▶ [Recorded data]

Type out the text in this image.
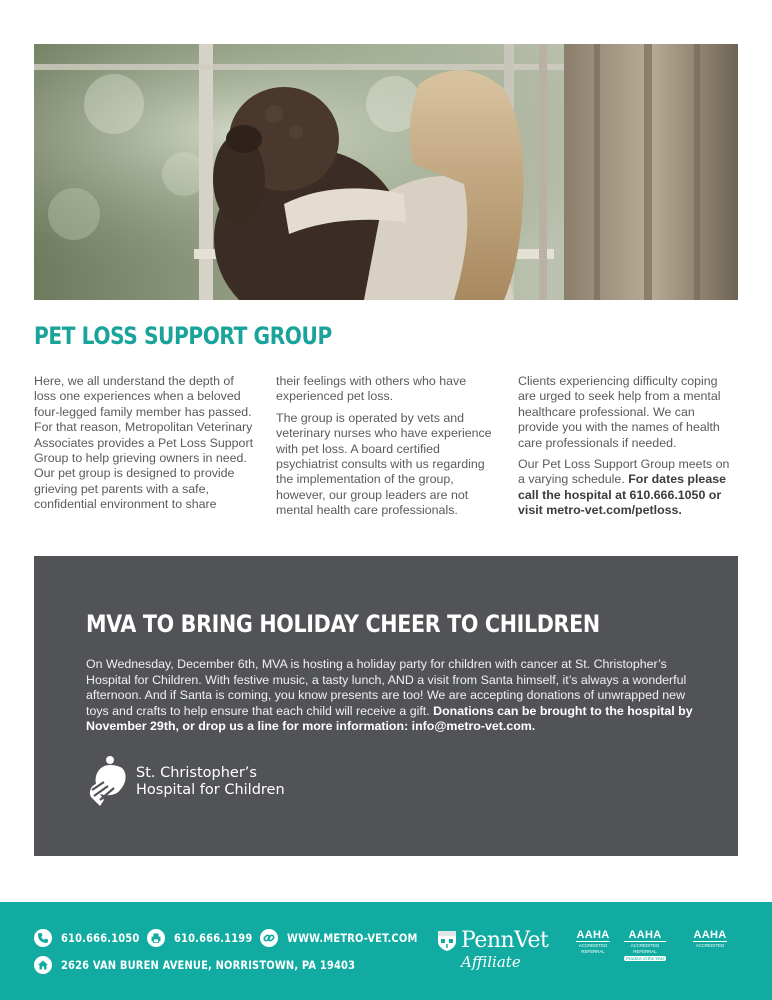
PET LOSS SUPPORT GROUP

Here, we all understand the depth of loss one experiences when a beloved four-legged family member has passed. For that reason, Metropolitan Veterinary Associates provides a Pet Loss Support Group to help grieving owners in need. Our pet group is designed to provide grieving pet parents with a safe, confidential environment to share

their feelings with others who have experienced pet loss.

The group is operated by vets and veterinary nurses who have experience with pet loss. A board certified psychiatrist consults with us regarding the implementation of the group, however, our group leaders are not mental health care professionals.

Clients experiencing difficulty coping are urged to seek help from a mental healthcare professional. We can provide you with the names of health care professionals if needed.

Our Pet Loss Support Group meets on a varying schedule. For dates please call the hospital at 610.666.1050 or visit metro-vet.com/petloss.

MVA TO BRING HOLIDAY CHEER TO CHILDREN
On Wednesday, December 6th, MVA is hosting a holiday party for children with cancer at St. Christopher’s Hospital for Children. With festive music, a tasty lunch, AND a visit from Santa himself, it’s always a wonderful afternoon. And if Santa is coming, you know presents are too! We are accepting donations of unwrapped new toys and crafts to help ensure that each child will receive a gift. Donations can be brought to the hospital by November 29th, or drop us a line for more information: info@metro-vet.com.
St. Christopher’s
Hospital for Children
610.666.1050	610.666.1199	WWW.METRO-VET.COM
2626 VAN BUREN AVENUE, NORRISTOWN, PA 19403
PennVet
Affiliate
AAHA
ACCREDITED
REFERRAL
AAHA
ACCREDITED
REFERRAL
Practice of the Year
AAHA
ACCREDITED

▶ [Exercise instructions] Out of the records, collect only those lines that contain the string "have".

▶ [The reply]
their feelings with others who have experienced pet loss.
The group is operated by vets and veterinary nurses who have experience with pet loss. A board certified psychiatrist consults with us regarding the implementation of the group, however, our group leaders are not mental health care professionals.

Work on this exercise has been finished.